Data entries:
+--
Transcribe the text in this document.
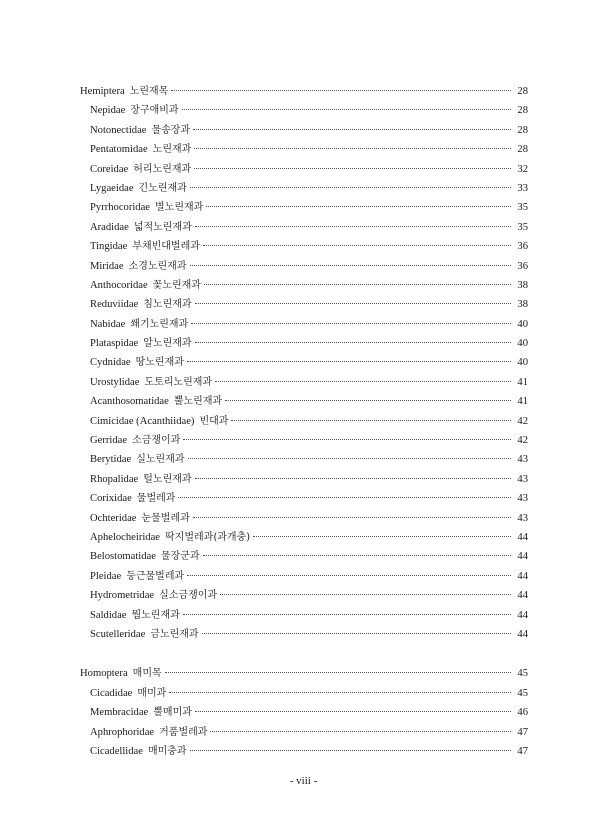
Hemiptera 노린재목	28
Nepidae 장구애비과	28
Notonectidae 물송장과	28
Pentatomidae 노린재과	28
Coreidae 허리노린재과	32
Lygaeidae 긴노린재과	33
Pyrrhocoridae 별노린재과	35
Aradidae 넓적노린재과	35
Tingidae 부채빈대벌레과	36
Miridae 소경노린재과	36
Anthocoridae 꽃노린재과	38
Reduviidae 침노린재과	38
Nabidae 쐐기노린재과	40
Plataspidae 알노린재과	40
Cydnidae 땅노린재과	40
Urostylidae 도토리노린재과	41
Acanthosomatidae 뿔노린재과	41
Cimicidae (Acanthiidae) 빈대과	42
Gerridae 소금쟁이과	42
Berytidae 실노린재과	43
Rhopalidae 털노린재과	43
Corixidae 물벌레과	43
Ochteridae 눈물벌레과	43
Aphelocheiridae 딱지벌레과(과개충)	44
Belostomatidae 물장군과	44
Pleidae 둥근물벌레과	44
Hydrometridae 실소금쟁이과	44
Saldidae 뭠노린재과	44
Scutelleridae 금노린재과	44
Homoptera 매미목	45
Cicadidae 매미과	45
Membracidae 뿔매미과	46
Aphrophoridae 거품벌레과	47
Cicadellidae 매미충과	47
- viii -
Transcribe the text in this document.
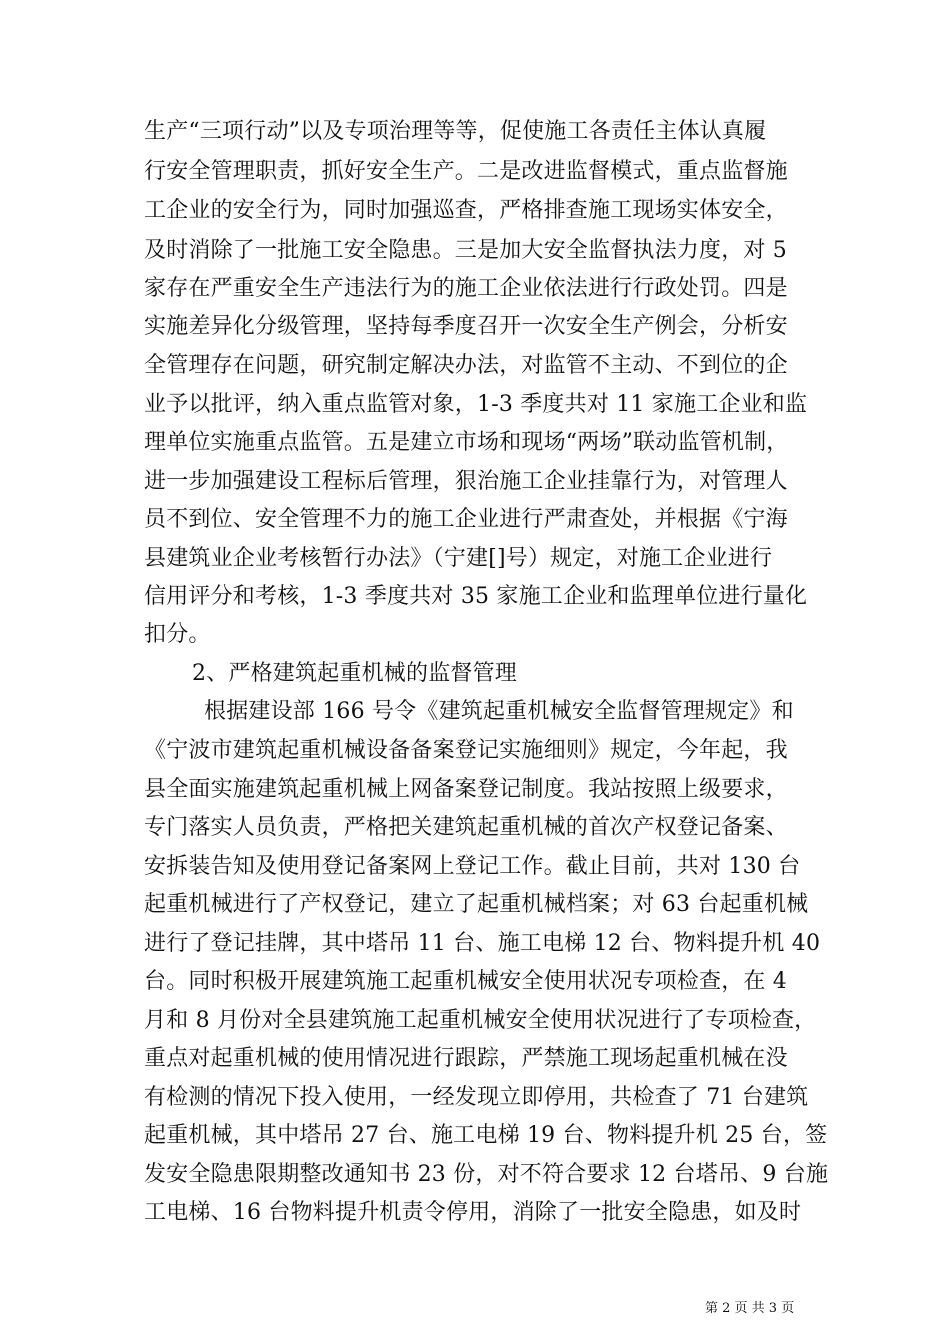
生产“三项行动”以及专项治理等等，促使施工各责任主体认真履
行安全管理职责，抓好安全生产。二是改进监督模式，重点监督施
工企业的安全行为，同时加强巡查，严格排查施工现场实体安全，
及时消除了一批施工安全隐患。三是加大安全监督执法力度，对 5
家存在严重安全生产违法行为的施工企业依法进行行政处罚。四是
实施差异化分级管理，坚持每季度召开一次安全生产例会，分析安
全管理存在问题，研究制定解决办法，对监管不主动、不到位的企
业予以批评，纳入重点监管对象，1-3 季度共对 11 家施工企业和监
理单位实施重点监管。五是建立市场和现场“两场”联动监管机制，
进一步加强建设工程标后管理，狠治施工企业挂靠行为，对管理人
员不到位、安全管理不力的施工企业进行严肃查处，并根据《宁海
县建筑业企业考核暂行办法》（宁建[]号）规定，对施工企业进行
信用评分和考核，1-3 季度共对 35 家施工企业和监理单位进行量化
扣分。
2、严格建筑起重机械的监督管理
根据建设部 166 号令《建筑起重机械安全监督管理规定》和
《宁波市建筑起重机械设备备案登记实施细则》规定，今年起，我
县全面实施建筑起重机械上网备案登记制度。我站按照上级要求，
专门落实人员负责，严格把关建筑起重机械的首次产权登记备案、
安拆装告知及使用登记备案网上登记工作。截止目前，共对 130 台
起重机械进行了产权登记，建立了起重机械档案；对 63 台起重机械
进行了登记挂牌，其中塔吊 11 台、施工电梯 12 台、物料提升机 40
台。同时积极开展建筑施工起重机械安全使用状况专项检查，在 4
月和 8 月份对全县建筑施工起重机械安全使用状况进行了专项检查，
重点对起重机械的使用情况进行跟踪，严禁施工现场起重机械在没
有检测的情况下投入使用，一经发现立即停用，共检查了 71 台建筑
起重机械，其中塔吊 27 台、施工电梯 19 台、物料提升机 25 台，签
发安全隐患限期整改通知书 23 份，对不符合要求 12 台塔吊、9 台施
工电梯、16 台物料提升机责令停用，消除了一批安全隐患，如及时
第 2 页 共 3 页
+--
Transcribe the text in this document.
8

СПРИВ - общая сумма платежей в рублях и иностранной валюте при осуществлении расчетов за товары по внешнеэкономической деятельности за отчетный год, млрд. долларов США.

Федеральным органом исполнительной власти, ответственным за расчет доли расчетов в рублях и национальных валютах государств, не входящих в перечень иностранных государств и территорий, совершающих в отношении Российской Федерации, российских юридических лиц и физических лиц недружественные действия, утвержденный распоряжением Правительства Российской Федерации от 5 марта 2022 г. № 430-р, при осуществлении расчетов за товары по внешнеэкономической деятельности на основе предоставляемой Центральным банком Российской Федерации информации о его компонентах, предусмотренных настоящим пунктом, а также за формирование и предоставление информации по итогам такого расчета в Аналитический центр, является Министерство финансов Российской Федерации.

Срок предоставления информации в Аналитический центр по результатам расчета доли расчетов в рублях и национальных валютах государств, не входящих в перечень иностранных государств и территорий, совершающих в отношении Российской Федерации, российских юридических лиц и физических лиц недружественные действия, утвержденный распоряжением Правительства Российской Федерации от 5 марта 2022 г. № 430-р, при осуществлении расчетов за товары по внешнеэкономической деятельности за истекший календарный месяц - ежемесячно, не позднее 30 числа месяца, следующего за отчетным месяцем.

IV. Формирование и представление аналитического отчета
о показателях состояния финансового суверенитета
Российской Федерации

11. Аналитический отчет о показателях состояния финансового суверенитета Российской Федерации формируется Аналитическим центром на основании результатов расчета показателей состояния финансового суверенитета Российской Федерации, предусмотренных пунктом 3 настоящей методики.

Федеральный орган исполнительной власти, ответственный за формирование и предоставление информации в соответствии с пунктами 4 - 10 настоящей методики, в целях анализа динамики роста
+--
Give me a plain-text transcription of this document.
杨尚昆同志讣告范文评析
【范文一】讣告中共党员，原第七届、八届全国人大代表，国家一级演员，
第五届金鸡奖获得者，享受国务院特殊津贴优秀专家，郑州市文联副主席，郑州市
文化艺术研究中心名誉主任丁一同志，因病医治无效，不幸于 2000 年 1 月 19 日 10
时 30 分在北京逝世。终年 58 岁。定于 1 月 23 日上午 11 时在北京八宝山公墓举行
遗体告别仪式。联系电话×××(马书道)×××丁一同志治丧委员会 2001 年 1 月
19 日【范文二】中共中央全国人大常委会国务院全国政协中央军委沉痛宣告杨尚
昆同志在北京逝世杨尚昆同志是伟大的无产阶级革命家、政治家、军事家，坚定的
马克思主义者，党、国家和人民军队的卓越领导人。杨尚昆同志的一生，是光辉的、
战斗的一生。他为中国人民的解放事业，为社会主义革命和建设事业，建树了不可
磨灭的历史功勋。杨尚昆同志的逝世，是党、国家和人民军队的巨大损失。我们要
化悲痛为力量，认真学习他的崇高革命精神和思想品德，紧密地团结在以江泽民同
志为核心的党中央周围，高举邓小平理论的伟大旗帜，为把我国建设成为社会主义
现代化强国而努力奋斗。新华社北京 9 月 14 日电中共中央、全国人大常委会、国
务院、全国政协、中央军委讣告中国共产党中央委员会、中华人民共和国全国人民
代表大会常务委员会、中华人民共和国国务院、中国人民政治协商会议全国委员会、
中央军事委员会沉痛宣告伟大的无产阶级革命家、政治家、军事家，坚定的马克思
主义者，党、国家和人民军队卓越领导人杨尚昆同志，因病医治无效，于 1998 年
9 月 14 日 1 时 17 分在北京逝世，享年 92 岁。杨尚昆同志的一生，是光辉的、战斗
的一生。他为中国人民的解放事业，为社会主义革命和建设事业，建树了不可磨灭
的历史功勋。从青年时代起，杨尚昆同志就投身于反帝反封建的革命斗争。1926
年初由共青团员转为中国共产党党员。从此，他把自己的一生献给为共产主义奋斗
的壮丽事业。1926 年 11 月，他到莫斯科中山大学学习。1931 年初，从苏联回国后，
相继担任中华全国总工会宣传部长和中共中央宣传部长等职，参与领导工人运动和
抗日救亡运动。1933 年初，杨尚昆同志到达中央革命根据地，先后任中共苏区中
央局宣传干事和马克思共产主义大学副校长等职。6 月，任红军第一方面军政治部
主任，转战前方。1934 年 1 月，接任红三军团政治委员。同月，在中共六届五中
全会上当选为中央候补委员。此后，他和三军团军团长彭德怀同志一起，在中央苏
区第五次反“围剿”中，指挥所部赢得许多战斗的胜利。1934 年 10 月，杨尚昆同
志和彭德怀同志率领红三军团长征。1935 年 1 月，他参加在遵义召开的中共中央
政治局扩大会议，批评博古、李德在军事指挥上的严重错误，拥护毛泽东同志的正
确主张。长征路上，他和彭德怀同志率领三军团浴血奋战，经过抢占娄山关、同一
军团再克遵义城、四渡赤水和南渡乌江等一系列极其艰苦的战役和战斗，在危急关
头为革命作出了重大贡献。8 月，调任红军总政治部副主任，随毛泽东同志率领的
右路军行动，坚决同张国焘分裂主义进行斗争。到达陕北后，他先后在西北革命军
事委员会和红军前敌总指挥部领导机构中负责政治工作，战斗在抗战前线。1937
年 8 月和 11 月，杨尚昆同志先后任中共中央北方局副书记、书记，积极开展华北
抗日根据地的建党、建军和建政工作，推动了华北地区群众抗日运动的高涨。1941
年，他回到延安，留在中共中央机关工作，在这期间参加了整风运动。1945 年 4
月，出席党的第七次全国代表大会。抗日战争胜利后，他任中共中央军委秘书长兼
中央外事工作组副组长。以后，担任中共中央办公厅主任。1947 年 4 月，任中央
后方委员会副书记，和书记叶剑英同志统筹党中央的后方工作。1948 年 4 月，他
+--
Copy every line that includes the string "показателях" from the material above.

о показателях состояния финансового суверенитета
11. Аналитический отчет о показателях состояния финансового суверенитета Российской Федерации формируется Аналитическим центром на основании результатов расчета показателей состояния финансового суверенитета Российской Федерации, предусмотренных пунктом 3 настоящей методики.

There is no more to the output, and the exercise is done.